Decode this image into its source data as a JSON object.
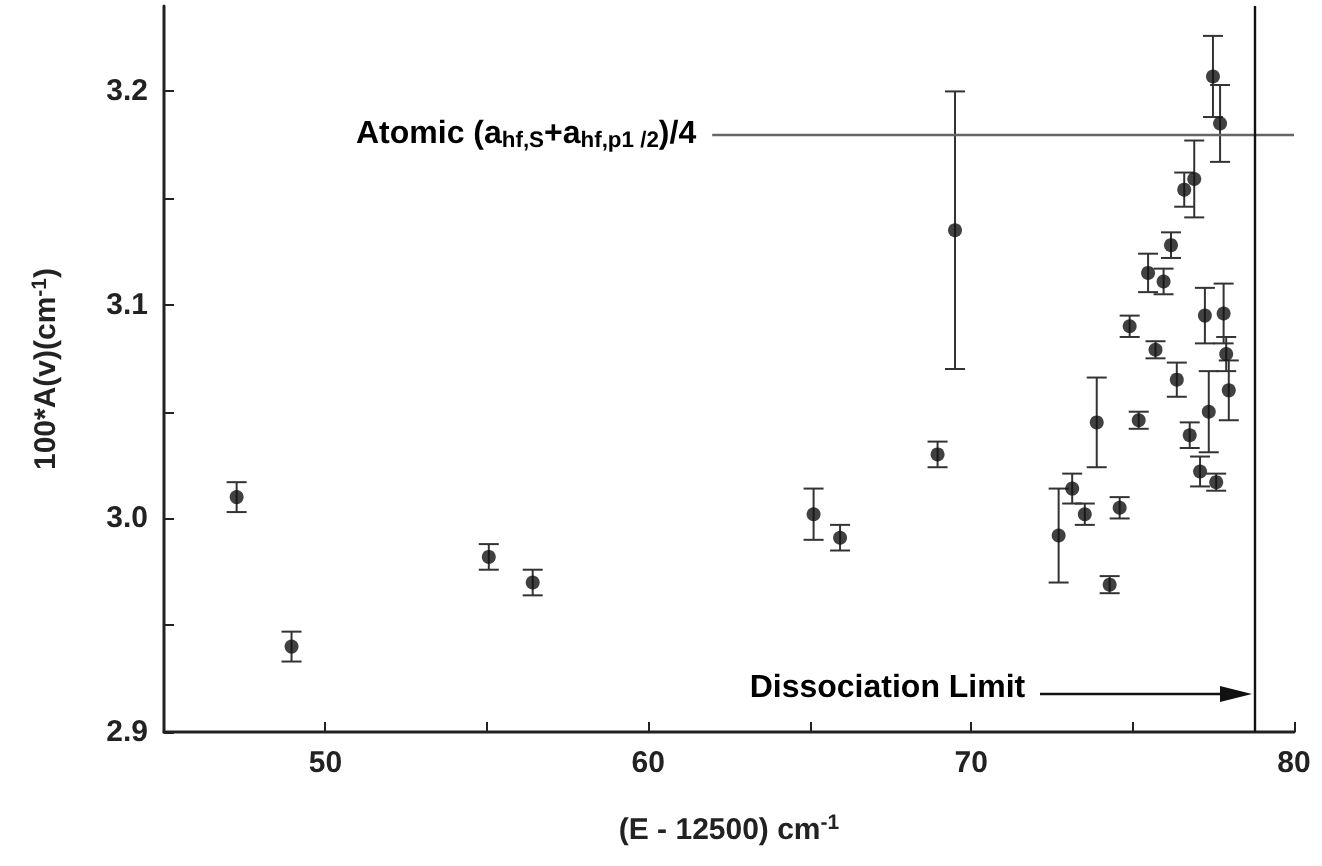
{
  "chart_data": {
    "type": "scatter",
    "xlabel": "(E - 12500) cm$^{-1}$",
    "ylabel": "100*A(v)(cm$^{-1}$)",
    "x": [
      47.25,
      48.95,
      55.06,
      56.42,
      65.12,
      65.94,
      68.96,
      69.5,
      72.71,
      73.13,
      73.52,
      73.89,
      74.29,
      74.6,
      74.91,
      75.19,
      75.48,
      75.71,
      75.96,
      76.19,
      76.37,
      76.6,
      76.77,
      76.91,
      77.09,
      77.24,
      77.36,
      77.49,
      77.59,
      77.71,
      77.82,
      77.9,
      77.98
    ],
    "series": [
      {
        "color": "#111111",
        "values": [
          3.01,
          2.94,
          2.982,
          2.97,
          3.002,
          2.991,
          3.03,
          3.135,
          2.992,
          3.014,
          3.002,
          3.045,
          2.969,
          3.005,
          3.09,
          3.046,
          3.115,
          3.079,
          3.111,
          3.128,
          3.065,
          3.154,
          3.039,
          3.159,
          3.022,
          3.095,
          3.05,
          3.207,
          3.017,
          3.185,
          3.096,
          3.077,
          3.06
        ],
        "errors": [
          0.007,
          0.007,
          0.006,
          0.006,
          0.012,
          0.006,
          0.006,
          0.065,
          0.022,
          0.007,
          0.005,
          0.021,
          0.004,
          0.005,
          0.005,
          0.004,
          0.009,
          0.004,
          0.006,
          0.006,
          0.008,
          0.008,
          0.006,
          0.018,
          0.007,
          0.013,
          0.019,
          0.019,
          0.004,
          0.018,
          0.014,
          0.008,
          0.014
        ]
      }
    ],
    "xlim": [
      45,
      80
    ],
    "xticks": [
      50,
      {
        "value": 55,
        "label": null
      },
      60,
      {
        "value": 65,
        "label": null
      },
      70,
      {
        "value": 75,
        "label": null
      },
      80
    ],
    "ylim": [
      2.9,
      3.24
    ],
    "yticks": [
      2.9,
      {
        "value": 2.95,
        "label": null
      },
      "3.0",
      {
        "value": 3.05,
        "label": null
      },
      3.1,
      {
        "value": 3.15,
        "label": null
      },
      3.2
    ],
    "marker": "circle",
    "ref_lines": [
      {
        "axis": "y",
        "value": 3.18,
        "label": "Atomic (a$_{hf,S}$+a$_{hf,p1 /2}$)/4",
        "color": "#666666"
      },
      {
        "axis": "x",
        "value": 78.8,
        "label": "Dissociation Limit",
        "color": "#111111"
      }
    ]
  }
}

> [Task description]: Omit the pictures, then output the rest of the listing exactly.

> [Complete response]:
Decode this image into its source data as a JSON object.
{
  "chart_data": {
    "type": "scatter",
    "xlabel": "(E - 12500) cm$^{-1}$",
    "ylabel": "100*A(v)(cm$^{-1}$)",
    "x": [
      47.25,
      48.95,
      55.06,
      56.42,
      65.12,
      65.94,
      68.96,
      69.5,
      72.71,
      73.13,
      73.52,
      73.89,
      74.29,
      74.6,
      74.91,
      75.19,
      75.48,
      75.71,
      75.96,
      76.19,
      76.37,
      76.6,
      76.77,
      76.91,
      77.09,
      77.24,
      77.36,
      77.49,
      77.59,
      77.71,
      77.82,
      77.9,
      77.98
    ],
    "series": [
      {
        "color": "#111111",
        "values": [
          3.01,
          2.94,
          2.982,
          2.97,
          3.002,
          2.991,
          3.03,
          3.135,
          2.992,
          3.014,
          3.002,
          3.045,
          2.969,
          3.005,
          3.09,
          3.046,
          3.115,
          3.079,
          3.111,
          3.128,
          3.065,
          3.154,
          3.039,
          3.159,
          3.022,
          3.095,
          3.05,
          3.207,
          3.017,
          3.185,
          3.096,
          3.077,
          3.06
        ],
        "errors": [
          0.007,
          0.007,
          0.006,
          0.006,
          0.012,
          0.006,
          0.006,
          0.065,
          0.022,
          0.007,
          0.005,
          0.021,
          0.004,
          0.005,
          0.005,
          0.004,
          0.009,
          0.004,
          0.006,
          0.006,
          0.008,
          0.008,
          0.006,
          0.018,
          0.007,
          0.013,
          0.019,
          0.019,
          0.004,
          0.018,
          0.014,
          0.008,
          0.014
        ]
      }
    ],
    "xlim": [
      45,
      80
    ],
    "xticks": [
      50,
      {
        "value": 55,
        "label": null
      },
      60,
      {
        "value": 65,
        "label": null
      },
      70,
      {
        "value": 75,
        "label": null
      },
      80
    ],
    "ylim": [
      2.9,
      3.24
    ],
    "yticks": [
      2.9,
      {
        "value": 2.95,
        "label": null
      },
      "3.0",
      {
        "value": 3.05,
        "label": null
      },
      3.1,
      {
        "value": 3.15,
        "label": null
      },
      3.2
    ],
    "marker": "circle",
    "ref_lines": [
      {
        "axis": "y",
        "value": 3.18,
        "label": "Atomic (a$_{hf,S}$+a$_{hf,p1 /2}$)/4",
        "color": "#666666"
      },
      {
        "axis": "x",
        "value": 78.8,
        "label": "Dissociation Limit",
        "color": "#111111"
      }
    ]
  }
}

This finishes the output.